Copy the records below word for word, without changing anything in any of them.
## Begin Extracted entries
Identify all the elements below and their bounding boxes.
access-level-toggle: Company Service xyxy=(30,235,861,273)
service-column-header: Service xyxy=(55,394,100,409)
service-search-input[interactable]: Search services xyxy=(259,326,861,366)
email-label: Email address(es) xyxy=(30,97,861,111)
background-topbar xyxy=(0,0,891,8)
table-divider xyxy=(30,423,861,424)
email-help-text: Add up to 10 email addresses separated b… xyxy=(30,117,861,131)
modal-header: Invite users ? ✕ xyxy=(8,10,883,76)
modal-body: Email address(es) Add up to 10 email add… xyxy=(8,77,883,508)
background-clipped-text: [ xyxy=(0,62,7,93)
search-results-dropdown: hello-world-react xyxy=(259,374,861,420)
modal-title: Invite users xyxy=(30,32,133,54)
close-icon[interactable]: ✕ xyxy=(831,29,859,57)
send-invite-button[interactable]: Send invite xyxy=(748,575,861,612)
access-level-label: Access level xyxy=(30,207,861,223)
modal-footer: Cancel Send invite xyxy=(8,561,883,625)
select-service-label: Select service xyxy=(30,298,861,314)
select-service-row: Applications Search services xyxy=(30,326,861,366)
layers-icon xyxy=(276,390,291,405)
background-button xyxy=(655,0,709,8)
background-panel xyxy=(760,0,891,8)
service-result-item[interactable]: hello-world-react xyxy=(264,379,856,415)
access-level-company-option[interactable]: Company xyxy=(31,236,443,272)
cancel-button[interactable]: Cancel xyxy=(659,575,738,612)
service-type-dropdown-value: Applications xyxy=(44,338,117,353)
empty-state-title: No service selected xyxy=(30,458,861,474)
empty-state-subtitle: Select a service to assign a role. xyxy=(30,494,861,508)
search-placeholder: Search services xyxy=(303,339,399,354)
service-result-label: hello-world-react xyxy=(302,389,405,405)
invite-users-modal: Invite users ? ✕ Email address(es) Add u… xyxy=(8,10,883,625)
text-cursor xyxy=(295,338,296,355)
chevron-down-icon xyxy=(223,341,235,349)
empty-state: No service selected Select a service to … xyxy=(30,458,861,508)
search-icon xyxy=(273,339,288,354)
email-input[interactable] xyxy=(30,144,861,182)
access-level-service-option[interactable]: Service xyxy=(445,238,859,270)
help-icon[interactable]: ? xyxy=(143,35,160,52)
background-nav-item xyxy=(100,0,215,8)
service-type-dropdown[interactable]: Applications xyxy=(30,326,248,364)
## End Extracted entries
Final answer
Identify all the elements below and their bounding boxes.
access-level-toggle: Company Service xyxy=(30,235,861,273)
service-column-header: Service xyxy=(55,394,100,409)
service-search-input[interactable]: Search services xyxy=(259,326,861,366)
email-label: Email address(es) xyxy=(30,97,861,111)
background-topbar xyxy=(0,0,891,8)
table-divider xyxy=(30,423,861,424)
email-help-text: Add up to 10 email addresses separated b… xyxy=(30,117,861,131)
modal-header: Invite users ? ✕ xyxy=(8,10,883,76)
modal-body: Email address(es) Add up to 10 email add… xyxy=(8,77,883,508)
background-clipped-text: [ xyxy=(0,62,7,93)
search-results-dropdown: hello-world-react xyxy=(259,374,861,420)
modal-title: Invite users xyxy=(30,32,133,54)
close-icon[interactable]: ✕ xyxy=(831,29,859,57)
send-invite-button[interactable]: Send invite xyxy=(748,575,861,612)
access-level-label: Access level xyxy=(30,207,861,223)
modal-footer: Cancel Send invite xyxy=(8,561,883,625)
select-service-label: Select service xyxy=(30,298,861,314)
select-service-row: Applications Search services xyxy=(30,326,861,366)
layers-icon xyxy=(276,390,291,405)
background-button xyxy=(655,0,709,8)
background-panel xyxy=(760,0,891,8)
service-result-item[interactable]: hello-world-react xyxy=(264,379,856,415)
access-level-company-option[interactable]: Company xyxy=(31,236,443,272)
cancel-button[interactable]: Cancel xyxy=(659,575,738,612)
service-type-dropdown-value: Applications xyxy=(44,338,117,353)
empty-state-title: No service selected xyxy=(30,458,861,474)
empty-state-subtitle: Select a service to assign a role. xyxy=(30,494,861,508)
search-placeholder: Search services xyxy=(303,339,399,354)
service-result-label: hello-world-react xyxy=(302,389,405,405)
invite-users-modal: Invite users ? ✕ Email address(es) Add u… xyxy=(8,10,883,625)
text-cursor xyxy=(295,338,296,355)
chevron-down-icon xyxy=(223,341,235,349)
empty-state: No service selected Select a service to … xyxy=(30,458,861,508)
search-icon xyxy=(273,339,288,354)
email-input[interactable] xyxy=(30,144,861,182)
access-level-service-option[interactable]: Service xyxy=(445,238,859,270)
help-icon[interactable]: ? xyxy=(143,35,160,52)
background-nav-item xyxy=(100,0,215,8)
service-type-dropdown[interactable]: Applications xyxy=(30,326,248,364)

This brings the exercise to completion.